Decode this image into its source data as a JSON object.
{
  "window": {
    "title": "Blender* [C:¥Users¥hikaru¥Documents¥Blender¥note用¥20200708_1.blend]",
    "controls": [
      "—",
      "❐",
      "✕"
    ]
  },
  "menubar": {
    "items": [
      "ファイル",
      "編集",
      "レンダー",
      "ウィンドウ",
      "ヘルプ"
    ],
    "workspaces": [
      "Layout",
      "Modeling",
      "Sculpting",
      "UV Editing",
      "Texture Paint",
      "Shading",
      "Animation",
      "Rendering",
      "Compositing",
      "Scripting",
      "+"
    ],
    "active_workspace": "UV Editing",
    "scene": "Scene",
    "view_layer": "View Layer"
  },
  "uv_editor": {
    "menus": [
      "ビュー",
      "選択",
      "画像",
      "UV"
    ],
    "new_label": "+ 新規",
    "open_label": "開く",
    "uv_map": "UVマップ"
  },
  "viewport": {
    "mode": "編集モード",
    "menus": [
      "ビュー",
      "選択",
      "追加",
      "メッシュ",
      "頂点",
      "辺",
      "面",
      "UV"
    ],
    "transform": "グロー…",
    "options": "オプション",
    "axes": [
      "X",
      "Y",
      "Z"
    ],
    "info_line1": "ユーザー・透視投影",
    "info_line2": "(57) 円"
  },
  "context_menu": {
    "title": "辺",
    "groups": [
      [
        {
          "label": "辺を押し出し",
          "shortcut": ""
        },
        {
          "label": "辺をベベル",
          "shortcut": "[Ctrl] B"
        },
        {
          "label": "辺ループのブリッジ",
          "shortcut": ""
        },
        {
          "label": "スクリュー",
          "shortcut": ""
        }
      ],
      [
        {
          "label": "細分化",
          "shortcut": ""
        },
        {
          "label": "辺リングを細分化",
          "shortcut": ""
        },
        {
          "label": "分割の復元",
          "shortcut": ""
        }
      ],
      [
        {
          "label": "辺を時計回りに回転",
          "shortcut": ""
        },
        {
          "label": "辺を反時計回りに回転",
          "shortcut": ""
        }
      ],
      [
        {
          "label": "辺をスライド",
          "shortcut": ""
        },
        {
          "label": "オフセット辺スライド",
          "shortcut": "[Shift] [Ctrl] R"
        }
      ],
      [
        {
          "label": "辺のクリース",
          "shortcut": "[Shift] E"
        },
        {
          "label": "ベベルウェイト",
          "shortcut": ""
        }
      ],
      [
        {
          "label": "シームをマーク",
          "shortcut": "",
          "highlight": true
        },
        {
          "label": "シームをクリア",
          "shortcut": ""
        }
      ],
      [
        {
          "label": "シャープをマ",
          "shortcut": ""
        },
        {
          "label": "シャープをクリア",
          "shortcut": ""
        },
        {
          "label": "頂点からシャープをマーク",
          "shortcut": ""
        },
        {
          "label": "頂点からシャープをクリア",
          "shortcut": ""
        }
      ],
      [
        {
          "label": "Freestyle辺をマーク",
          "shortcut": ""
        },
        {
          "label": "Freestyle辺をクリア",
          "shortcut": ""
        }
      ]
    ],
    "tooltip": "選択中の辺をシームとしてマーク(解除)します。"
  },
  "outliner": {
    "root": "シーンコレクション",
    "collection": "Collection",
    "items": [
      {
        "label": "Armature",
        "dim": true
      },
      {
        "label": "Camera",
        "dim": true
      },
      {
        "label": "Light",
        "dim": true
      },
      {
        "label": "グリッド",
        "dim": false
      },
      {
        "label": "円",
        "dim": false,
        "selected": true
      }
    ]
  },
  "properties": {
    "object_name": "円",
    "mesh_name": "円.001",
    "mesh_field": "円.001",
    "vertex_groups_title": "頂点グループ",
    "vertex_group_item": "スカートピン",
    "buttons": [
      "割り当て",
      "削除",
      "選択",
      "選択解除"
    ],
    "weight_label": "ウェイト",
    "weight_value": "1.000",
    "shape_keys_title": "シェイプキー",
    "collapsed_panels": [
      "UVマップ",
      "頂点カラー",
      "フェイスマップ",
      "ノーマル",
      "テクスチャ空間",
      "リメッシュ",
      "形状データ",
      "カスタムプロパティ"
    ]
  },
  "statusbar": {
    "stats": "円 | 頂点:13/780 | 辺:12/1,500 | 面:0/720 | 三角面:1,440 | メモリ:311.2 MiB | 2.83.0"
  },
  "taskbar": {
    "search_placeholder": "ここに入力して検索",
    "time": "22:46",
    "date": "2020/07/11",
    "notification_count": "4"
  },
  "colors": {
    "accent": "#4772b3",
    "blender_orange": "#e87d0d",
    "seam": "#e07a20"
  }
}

▶ **Exercise prompt**
In the records above, locate each line with the word "Ctrl". Copy all such lines.

▶ **Final result**
          "shortcut": "[Ctrl] B"
          "shortcut": "[Shift] [Ctrl] R"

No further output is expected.